# [Your instructions]
Write out the lines from the line containing "Decode this image" through the final line of the listing below, exactly, omitting every other line.

# [Data supplied]
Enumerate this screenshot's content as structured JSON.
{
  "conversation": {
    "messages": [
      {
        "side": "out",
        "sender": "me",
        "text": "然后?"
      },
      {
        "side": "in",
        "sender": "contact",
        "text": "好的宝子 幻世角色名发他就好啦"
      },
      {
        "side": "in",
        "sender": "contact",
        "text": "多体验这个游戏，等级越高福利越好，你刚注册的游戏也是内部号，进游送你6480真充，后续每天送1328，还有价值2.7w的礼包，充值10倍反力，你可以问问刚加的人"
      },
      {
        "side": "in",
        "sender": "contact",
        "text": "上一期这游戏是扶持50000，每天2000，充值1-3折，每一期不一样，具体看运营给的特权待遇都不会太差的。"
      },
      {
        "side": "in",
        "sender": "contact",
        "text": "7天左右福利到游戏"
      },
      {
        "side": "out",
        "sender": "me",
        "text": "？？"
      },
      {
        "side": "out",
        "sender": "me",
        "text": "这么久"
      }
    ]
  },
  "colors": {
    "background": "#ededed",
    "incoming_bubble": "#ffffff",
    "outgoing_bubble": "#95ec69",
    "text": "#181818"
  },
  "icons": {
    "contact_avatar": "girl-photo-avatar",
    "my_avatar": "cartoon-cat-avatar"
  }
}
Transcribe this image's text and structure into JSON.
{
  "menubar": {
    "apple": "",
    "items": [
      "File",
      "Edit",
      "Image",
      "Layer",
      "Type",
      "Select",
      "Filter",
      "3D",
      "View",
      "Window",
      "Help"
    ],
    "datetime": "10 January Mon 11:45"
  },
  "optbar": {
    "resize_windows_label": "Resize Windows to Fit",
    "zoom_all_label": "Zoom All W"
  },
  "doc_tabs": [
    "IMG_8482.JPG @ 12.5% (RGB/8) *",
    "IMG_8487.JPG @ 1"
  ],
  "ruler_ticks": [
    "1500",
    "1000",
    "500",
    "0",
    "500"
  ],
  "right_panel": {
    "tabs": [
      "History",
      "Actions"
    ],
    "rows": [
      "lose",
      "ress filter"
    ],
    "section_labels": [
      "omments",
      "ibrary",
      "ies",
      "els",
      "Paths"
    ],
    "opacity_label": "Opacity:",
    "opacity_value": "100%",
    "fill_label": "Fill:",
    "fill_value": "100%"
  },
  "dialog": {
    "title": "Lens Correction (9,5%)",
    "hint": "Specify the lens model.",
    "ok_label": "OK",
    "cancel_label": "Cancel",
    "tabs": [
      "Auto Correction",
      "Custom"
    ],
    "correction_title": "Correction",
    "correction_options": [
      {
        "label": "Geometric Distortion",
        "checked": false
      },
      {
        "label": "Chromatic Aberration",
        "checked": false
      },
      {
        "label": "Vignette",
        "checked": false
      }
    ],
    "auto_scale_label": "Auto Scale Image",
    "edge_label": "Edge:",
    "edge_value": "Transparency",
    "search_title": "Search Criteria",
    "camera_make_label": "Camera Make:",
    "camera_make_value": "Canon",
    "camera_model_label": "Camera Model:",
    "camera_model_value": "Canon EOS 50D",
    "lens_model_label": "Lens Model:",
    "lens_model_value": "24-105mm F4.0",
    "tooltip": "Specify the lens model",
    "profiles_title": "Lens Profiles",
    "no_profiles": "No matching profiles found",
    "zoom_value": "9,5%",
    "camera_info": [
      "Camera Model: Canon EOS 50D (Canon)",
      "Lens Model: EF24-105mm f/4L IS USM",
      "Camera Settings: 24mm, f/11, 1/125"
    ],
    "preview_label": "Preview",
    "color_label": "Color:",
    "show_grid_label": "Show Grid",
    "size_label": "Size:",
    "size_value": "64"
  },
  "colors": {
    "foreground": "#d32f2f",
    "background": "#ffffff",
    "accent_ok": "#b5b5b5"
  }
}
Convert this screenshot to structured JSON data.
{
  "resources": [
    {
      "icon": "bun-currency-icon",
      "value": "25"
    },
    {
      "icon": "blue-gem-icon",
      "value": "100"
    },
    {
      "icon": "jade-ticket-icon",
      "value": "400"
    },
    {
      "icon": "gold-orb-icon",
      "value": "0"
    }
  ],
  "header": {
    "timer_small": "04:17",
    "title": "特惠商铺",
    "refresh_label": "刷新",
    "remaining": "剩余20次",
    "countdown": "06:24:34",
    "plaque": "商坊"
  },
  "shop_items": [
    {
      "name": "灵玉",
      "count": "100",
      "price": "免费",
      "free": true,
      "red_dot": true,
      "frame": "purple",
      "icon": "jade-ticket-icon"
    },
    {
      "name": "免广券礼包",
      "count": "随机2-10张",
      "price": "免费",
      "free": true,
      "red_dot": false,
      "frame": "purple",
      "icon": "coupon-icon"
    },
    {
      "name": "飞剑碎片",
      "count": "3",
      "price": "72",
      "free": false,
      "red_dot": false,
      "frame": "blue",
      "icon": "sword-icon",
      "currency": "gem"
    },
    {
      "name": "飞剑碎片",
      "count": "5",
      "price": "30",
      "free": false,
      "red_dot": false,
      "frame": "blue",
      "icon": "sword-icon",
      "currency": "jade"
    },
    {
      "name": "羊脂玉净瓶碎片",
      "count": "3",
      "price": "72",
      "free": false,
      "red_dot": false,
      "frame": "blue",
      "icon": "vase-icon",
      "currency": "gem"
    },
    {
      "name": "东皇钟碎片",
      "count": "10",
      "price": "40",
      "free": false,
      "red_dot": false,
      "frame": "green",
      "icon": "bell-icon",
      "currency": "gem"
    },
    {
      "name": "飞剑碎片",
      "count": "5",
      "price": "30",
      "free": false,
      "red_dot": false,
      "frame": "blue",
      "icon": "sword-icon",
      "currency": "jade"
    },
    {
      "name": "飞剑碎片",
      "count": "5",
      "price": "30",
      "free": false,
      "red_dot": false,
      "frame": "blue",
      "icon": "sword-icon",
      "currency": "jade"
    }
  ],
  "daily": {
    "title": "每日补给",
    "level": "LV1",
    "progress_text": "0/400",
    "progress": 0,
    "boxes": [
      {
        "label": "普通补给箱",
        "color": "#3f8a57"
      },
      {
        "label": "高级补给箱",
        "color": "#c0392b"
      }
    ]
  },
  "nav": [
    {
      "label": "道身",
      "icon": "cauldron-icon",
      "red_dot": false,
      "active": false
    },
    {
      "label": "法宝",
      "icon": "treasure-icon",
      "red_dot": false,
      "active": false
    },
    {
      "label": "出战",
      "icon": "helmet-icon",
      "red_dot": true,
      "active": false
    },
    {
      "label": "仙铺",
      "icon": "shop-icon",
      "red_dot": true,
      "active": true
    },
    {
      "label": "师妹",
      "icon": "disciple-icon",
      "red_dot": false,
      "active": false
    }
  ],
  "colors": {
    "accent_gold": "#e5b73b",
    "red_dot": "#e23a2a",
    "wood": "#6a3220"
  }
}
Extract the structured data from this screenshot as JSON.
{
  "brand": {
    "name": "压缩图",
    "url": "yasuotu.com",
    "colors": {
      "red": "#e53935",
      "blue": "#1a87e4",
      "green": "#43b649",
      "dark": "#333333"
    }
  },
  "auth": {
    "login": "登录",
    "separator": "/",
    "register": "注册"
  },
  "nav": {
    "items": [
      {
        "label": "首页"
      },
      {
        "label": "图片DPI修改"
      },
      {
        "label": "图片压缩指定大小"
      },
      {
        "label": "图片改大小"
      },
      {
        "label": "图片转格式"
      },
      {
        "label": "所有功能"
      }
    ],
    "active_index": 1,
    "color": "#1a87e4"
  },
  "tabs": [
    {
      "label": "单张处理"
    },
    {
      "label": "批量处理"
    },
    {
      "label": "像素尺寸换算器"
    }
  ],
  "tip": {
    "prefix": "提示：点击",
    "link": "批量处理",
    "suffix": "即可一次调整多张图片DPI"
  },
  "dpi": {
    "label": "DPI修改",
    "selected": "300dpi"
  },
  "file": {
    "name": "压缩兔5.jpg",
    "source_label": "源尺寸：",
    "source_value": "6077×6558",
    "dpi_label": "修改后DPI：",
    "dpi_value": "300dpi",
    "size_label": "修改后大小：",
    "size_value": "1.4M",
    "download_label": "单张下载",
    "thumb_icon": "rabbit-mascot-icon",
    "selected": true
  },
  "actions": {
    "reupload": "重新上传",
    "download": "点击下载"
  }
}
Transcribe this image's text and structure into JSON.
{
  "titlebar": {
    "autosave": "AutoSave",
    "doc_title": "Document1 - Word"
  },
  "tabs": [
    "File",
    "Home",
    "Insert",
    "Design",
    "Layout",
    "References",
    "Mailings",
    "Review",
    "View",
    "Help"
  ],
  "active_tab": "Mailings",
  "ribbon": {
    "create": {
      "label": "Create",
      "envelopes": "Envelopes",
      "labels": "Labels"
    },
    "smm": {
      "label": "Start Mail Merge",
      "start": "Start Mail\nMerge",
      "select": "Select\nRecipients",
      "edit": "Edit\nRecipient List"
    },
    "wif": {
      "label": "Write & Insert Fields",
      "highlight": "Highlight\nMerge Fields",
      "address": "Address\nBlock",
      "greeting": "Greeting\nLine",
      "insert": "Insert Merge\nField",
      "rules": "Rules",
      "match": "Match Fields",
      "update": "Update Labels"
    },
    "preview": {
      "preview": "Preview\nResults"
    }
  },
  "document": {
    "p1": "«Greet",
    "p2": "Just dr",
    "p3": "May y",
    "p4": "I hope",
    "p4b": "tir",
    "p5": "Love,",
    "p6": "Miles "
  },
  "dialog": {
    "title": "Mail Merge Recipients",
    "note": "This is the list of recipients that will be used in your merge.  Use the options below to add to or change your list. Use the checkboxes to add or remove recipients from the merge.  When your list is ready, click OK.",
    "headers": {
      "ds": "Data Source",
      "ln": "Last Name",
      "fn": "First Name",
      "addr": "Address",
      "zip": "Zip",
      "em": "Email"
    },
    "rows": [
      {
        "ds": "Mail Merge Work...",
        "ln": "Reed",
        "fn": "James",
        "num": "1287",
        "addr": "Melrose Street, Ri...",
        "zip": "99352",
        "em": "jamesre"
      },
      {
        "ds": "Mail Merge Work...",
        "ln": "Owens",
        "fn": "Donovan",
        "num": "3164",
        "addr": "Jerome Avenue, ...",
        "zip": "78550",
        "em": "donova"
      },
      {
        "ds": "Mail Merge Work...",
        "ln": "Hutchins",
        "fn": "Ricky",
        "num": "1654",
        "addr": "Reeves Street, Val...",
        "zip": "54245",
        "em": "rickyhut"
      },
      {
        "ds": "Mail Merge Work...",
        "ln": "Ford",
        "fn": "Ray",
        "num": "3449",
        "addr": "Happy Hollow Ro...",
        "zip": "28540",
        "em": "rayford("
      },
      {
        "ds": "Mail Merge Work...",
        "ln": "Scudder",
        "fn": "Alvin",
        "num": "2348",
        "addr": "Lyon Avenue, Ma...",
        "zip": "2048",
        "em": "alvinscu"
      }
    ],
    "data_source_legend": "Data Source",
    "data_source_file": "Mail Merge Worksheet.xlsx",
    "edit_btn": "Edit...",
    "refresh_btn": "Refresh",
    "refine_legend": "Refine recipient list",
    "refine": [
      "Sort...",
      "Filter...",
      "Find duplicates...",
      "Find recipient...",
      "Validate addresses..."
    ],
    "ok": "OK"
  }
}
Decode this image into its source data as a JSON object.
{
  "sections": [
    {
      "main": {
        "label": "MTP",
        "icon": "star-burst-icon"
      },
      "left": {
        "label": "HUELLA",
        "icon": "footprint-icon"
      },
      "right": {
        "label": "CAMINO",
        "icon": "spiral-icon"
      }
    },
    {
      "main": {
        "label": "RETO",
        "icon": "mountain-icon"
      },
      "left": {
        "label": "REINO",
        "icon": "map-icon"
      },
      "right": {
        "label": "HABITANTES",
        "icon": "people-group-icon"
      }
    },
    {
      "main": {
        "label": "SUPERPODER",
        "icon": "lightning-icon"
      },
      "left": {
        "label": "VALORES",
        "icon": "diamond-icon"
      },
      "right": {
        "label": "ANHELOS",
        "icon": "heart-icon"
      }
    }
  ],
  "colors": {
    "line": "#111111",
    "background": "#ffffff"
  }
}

# [Output below]
Decode this image into its source data as a JSON object.
{
  "sections": [
    {
      "main": {
        "label": "MTP",
        "icon": "star-burst-icon"
      },
      "left": {
        "label": "HUELLA",
        "icon": "footprint-icon"
      },
      "right": {
        "label": "CAMINO",
        "icon": "spiral-icon"
      }
    },
    {
      "main": {
        "label": "RETO",
        "icon": "mountain-icon"
      },
      "left": {
        "label": "REINO",
        "icon": "map-icon"
      },
      "right": {
        "label": "HABITANTES",
        "icon": "people-group-icon"
      }
    },
    {
      "main": {
        "label": "SUPERPODER",
        "icon": "lightning-icon"
      },
      "left": {
        "label": "VALORES",
        "icon": "diamond-icon"
      },
      "right": {
        "label": "ANHELOS",
        "icon": "heart-icon"
      }
    }
  ],
  "colors": {
    "line": "#111111",
    "background": "#ffffff"
  }
}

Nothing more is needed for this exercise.